* START *

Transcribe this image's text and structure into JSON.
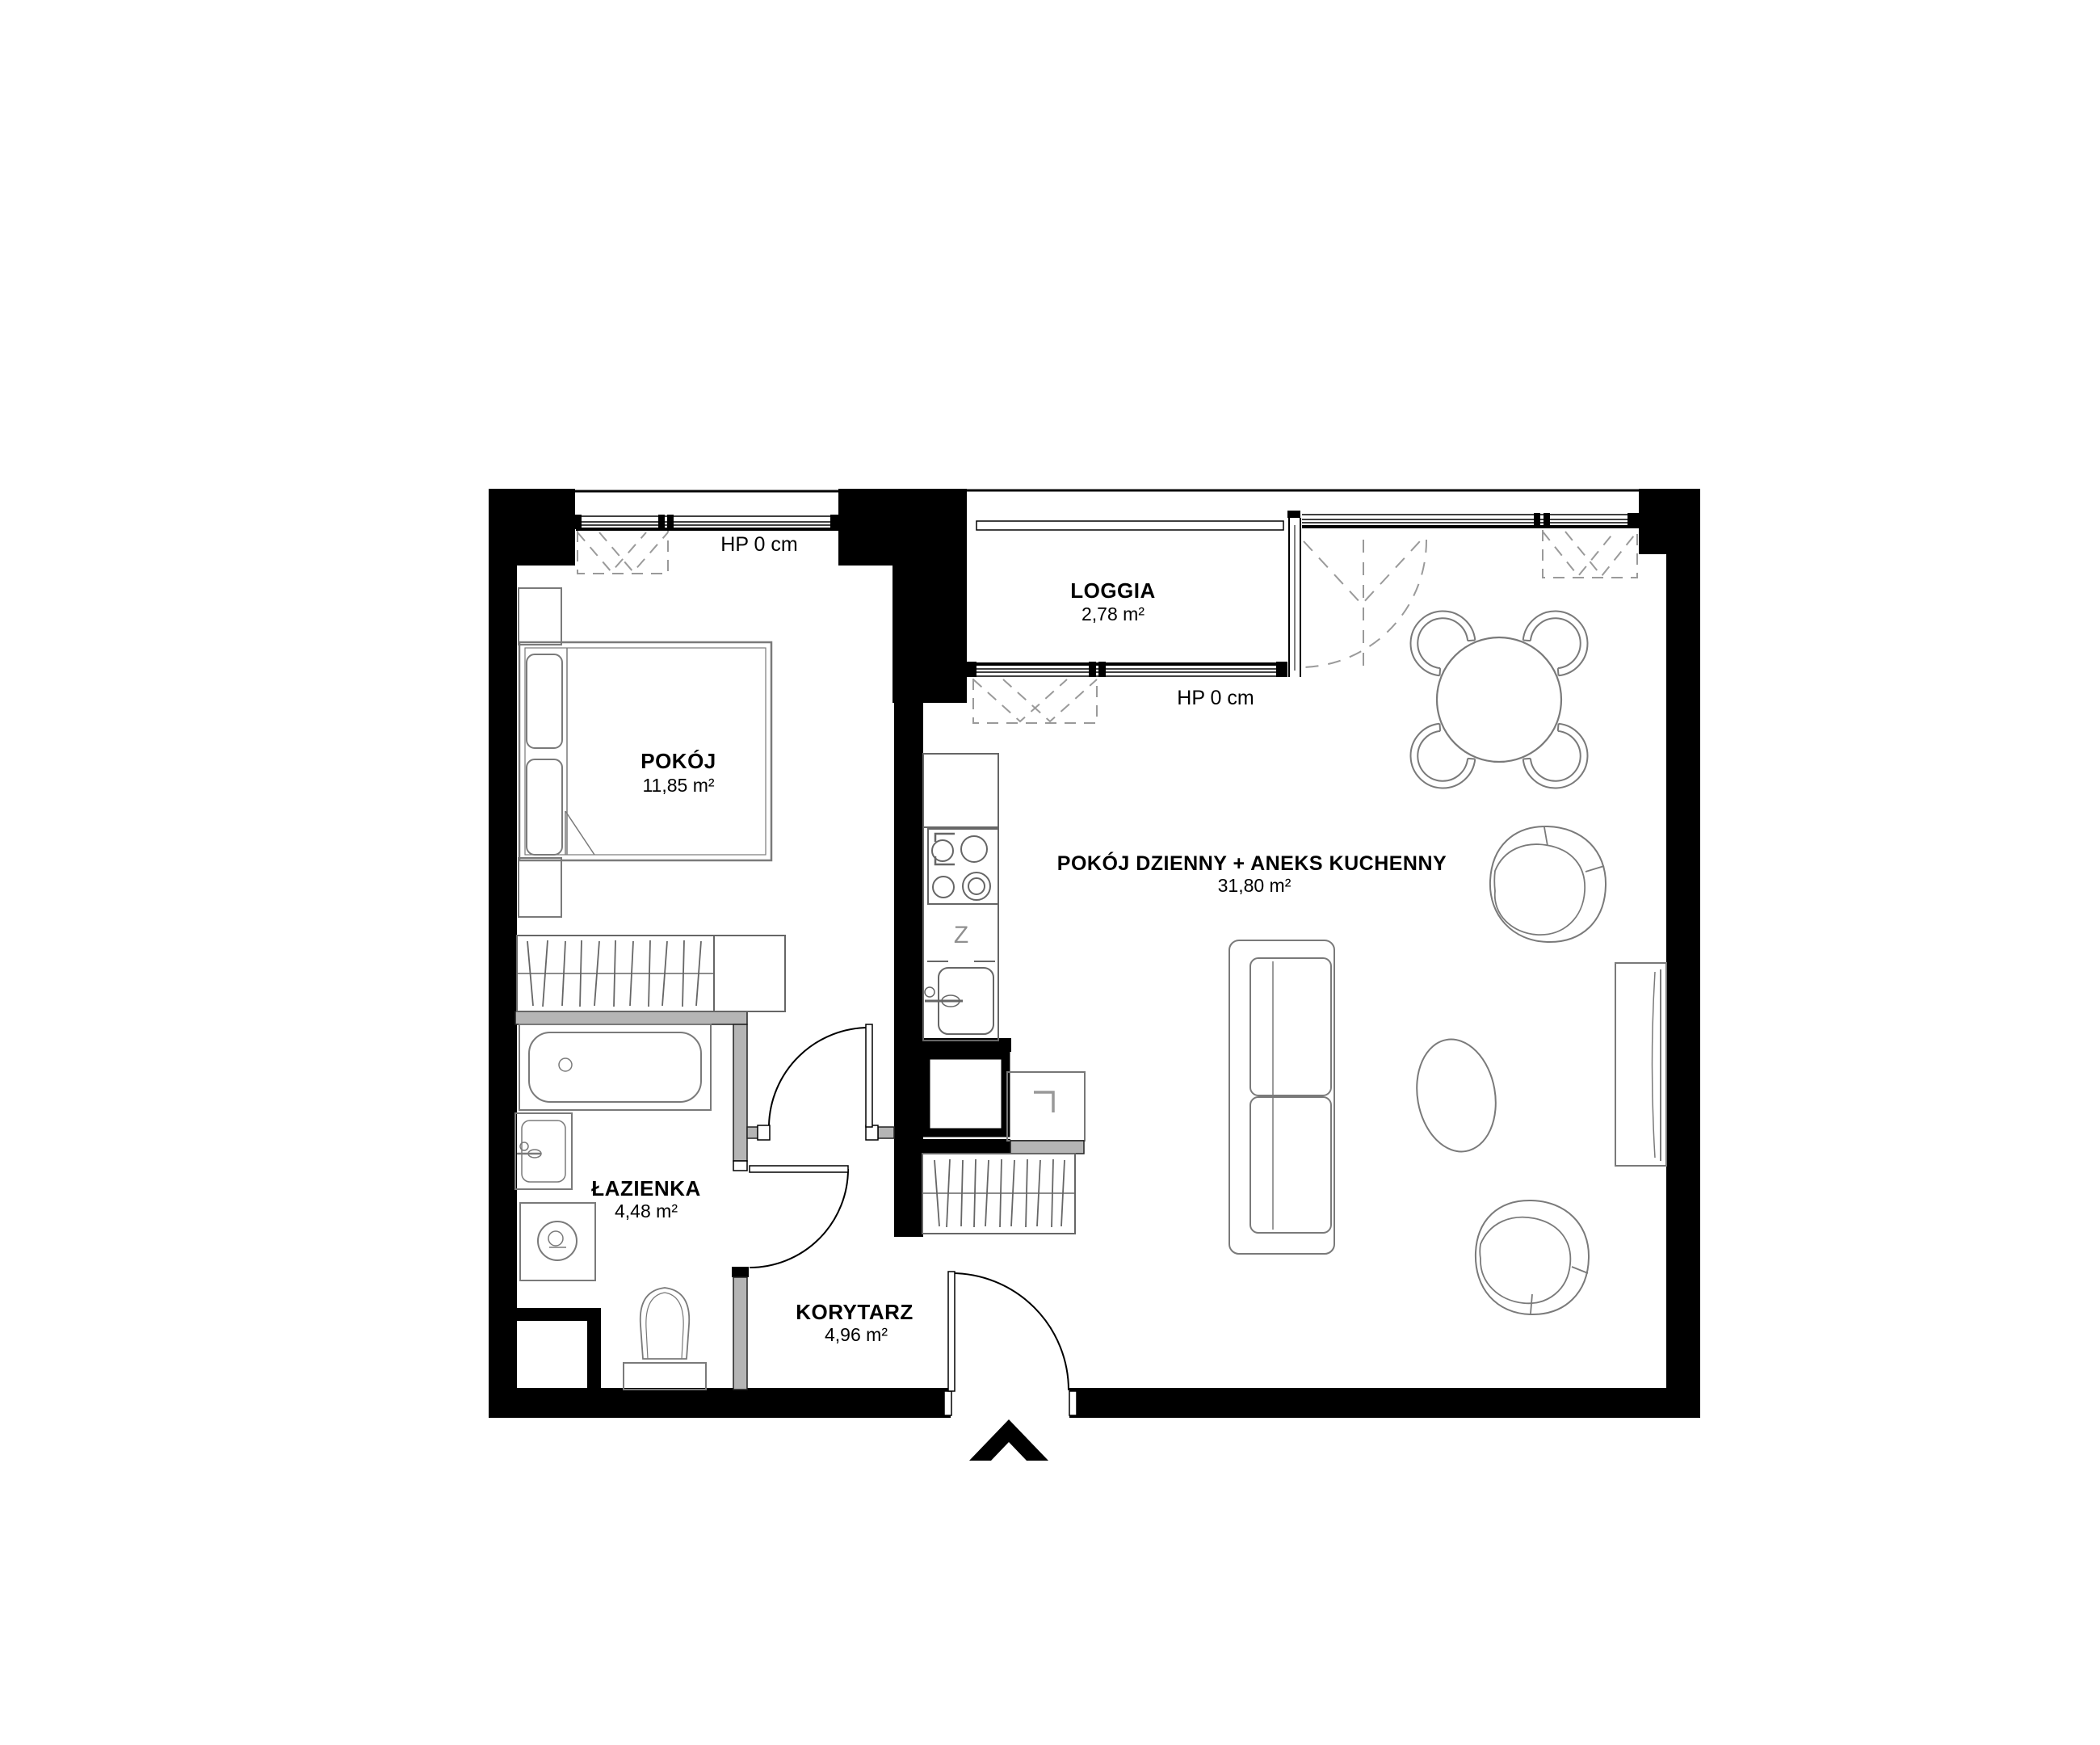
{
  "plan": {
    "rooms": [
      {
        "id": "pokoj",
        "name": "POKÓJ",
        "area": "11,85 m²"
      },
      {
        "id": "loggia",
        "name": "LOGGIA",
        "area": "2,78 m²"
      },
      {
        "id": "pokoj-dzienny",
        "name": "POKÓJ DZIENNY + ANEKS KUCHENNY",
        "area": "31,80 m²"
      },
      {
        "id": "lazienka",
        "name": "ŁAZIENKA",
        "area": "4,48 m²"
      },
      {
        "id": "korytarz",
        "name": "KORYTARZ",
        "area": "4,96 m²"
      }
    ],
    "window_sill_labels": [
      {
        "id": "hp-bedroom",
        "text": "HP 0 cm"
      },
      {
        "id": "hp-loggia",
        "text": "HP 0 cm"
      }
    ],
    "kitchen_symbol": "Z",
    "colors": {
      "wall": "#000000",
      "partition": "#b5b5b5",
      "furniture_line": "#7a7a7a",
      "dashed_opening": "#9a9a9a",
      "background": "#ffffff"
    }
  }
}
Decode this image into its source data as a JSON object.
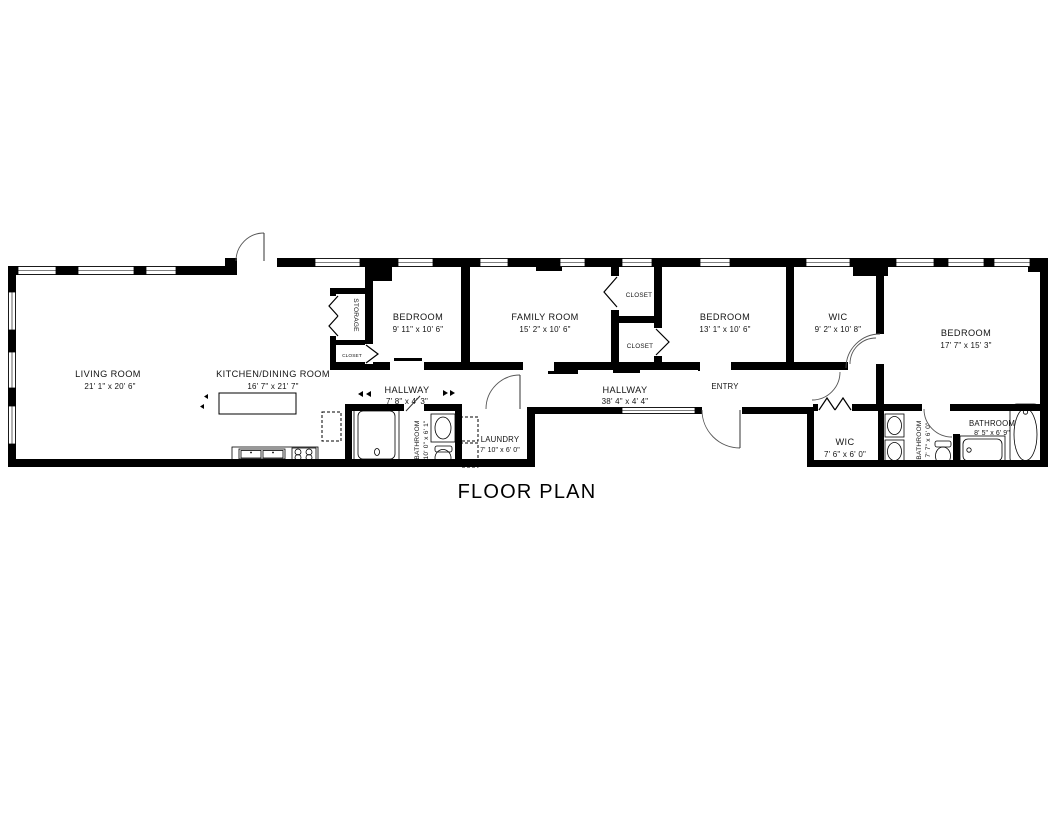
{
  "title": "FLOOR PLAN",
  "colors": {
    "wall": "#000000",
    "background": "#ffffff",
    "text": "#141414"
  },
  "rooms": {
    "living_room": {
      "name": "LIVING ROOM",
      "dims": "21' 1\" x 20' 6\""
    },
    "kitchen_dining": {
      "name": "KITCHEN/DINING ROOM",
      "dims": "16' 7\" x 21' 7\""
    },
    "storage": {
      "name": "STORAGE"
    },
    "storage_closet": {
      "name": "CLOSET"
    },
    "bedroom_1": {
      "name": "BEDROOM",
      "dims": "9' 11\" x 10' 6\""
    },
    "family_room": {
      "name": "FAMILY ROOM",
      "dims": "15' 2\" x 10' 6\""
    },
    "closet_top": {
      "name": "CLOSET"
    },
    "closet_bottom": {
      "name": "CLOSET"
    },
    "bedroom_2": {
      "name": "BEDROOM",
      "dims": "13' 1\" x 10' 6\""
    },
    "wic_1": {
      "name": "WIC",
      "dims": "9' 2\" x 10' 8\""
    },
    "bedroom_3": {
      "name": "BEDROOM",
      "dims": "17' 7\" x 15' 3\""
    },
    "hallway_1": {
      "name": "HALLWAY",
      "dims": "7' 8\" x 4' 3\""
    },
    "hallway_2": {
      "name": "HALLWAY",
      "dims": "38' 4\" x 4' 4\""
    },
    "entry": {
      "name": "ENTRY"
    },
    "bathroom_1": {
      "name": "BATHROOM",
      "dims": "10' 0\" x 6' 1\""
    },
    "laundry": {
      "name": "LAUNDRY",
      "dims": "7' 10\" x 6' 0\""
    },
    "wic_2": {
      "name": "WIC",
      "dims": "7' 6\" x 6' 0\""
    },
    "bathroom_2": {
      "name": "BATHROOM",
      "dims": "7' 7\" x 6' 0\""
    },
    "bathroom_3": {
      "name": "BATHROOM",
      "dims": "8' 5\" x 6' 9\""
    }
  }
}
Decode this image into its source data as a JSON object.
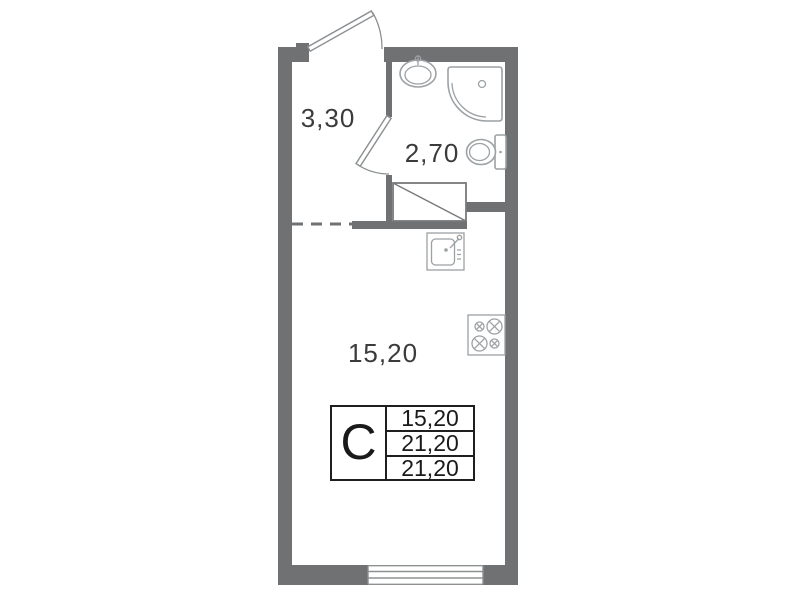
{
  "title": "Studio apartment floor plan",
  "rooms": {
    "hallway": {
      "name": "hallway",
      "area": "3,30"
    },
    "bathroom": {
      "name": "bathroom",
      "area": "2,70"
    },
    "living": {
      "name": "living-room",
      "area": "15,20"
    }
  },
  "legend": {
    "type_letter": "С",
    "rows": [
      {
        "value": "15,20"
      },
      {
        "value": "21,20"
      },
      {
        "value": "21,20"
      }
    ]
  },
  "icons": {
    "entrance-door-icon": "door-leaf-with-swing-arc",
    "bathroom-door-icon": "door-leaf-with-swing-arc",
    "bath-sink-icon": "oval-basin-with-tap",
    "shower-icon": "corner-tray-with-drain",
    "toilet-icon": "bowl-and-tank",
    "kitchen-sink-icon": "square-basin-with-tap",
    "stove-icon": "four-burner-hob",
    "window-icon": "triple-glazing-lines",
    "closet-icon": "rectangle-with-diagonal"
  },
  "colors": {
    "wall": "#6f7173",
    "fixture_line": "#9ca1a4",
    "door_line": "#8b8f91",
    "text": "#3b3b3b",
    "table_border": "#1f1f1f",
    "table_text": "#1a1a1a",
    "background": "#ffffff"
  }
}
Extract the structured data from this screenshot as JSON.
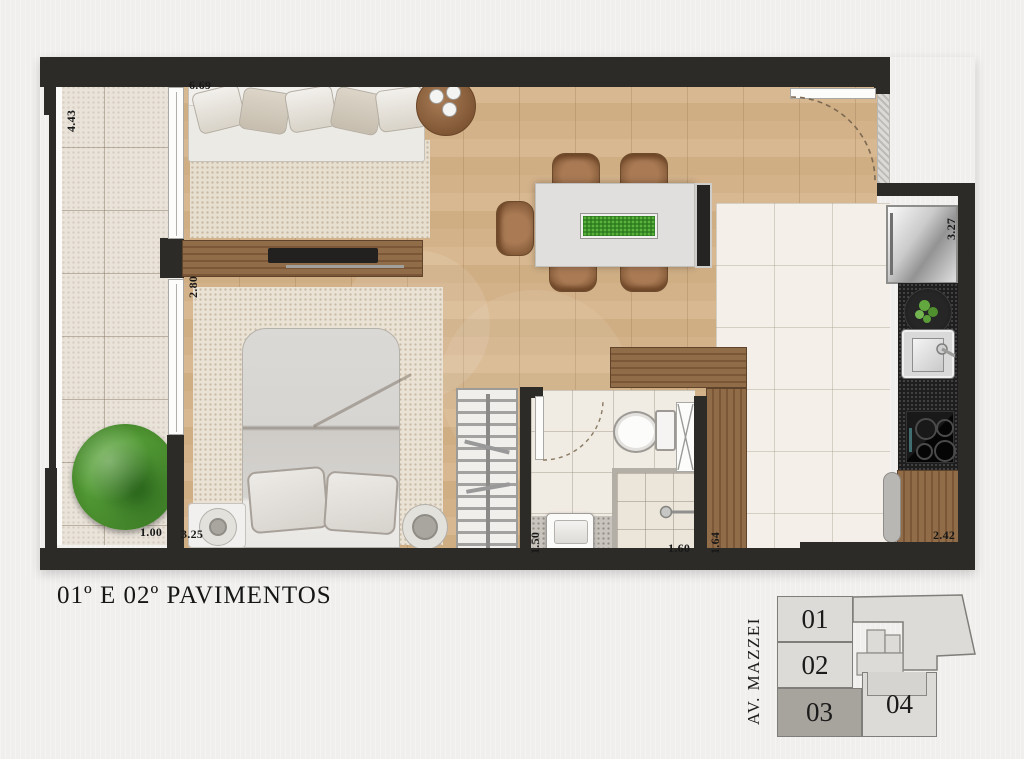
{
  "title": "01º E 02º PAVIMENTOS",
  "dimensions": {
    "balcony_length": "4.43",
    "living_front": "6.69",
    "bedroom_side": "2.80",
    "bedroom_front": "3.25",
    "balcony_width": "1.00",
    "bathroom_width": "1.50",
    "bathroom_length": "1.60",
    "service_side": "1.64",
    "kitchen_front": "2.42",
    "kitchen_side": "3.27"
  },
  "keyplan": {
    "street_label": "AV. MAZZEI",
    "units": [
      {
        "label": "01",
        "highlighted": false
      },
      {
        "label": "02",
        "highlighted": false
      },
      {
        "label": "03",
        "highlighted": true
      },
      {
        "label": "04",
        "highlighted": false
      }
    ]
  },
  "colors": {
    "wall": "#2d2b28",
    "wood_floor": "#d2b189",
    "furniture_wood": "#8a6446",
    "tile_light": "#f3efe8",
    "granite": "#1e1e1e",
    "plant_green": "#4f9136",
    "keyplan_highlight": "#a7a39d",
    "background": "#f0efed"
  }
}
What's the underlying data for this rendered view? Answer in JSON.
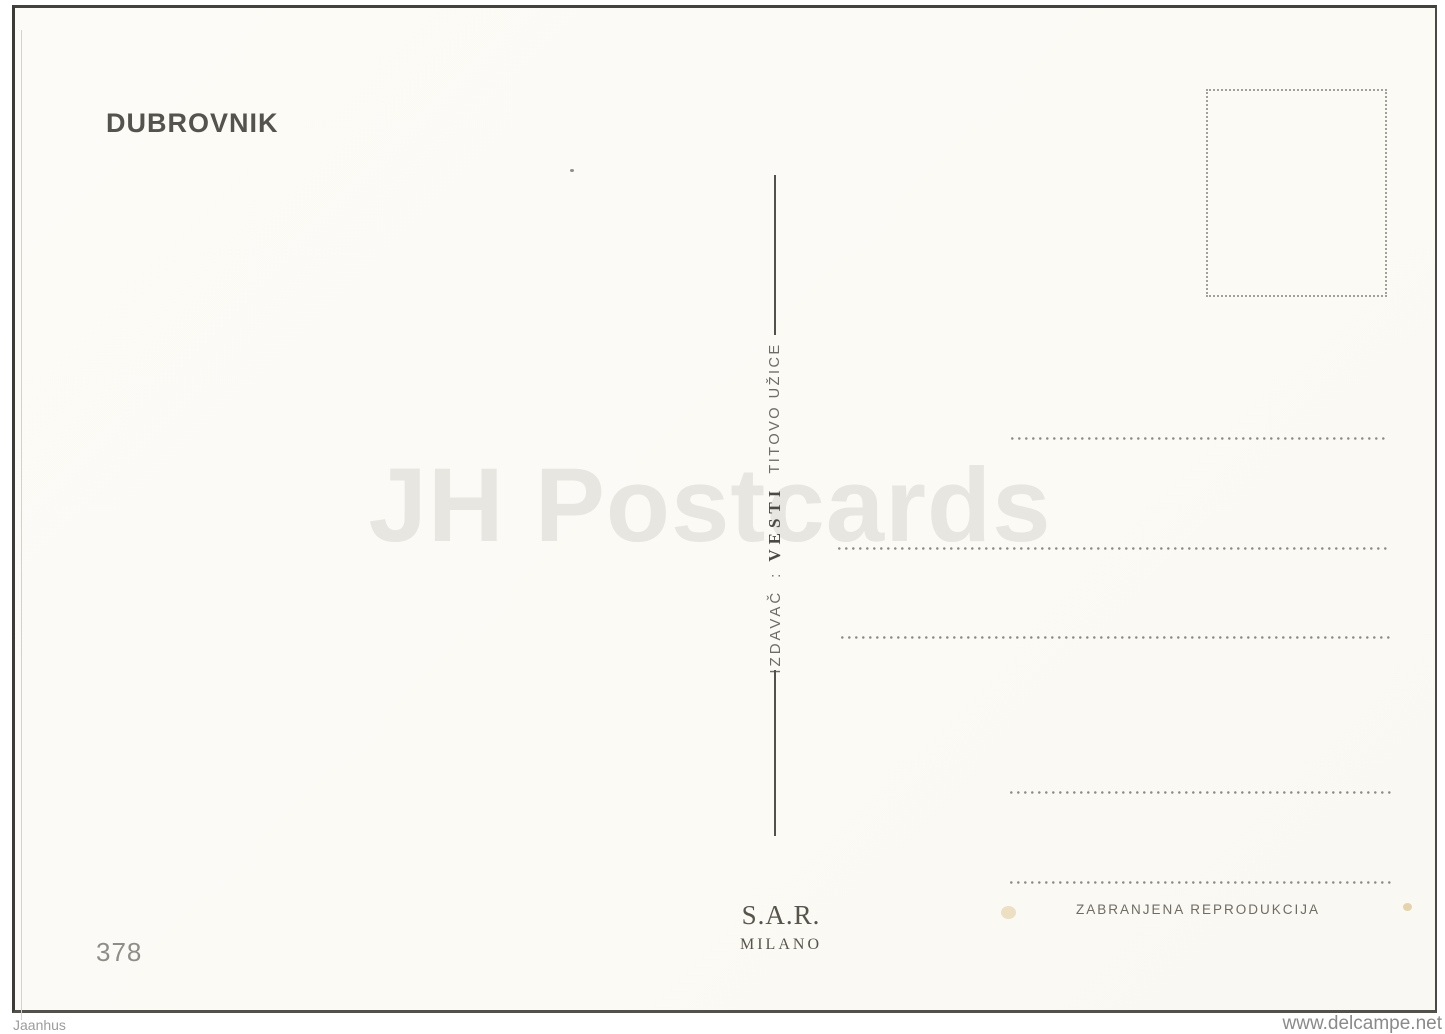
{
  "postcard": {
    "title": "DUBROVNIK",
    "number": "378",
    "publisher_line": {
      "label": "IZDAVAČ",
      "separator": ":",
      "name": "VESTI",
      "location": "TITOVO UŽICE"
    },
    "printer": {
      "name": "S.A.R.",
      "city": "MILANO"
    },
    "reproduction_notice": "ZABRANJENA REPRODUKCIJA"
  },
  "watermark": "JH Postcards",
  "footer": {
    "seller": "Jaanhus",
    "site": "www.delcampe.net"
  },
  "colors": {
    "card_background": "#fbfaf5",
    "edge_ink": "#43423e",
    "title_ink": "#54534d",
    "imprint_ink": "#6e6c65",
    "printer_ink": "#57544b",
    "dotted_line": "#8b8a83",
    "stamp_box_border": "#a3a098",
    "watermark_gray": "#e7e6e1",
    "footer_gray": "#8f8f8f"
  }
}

* END *

[What is required]
Isolate the lines that hold the word "with" and copy all of them.

[Solution]
    "entrance-door-icon": "door-leaf-with-swing-arc",
    "bathroom-door-icon": "door-leaf-with-swing-arc",
    "bath-sink-icon": "oval-basin-with-tap",
    "shower-icon": "corner-tray-with-drain",
    "kitchen-sink-icon": "square-basin-with-tap",
    "closet-icon": "rectangle-with-diagonal"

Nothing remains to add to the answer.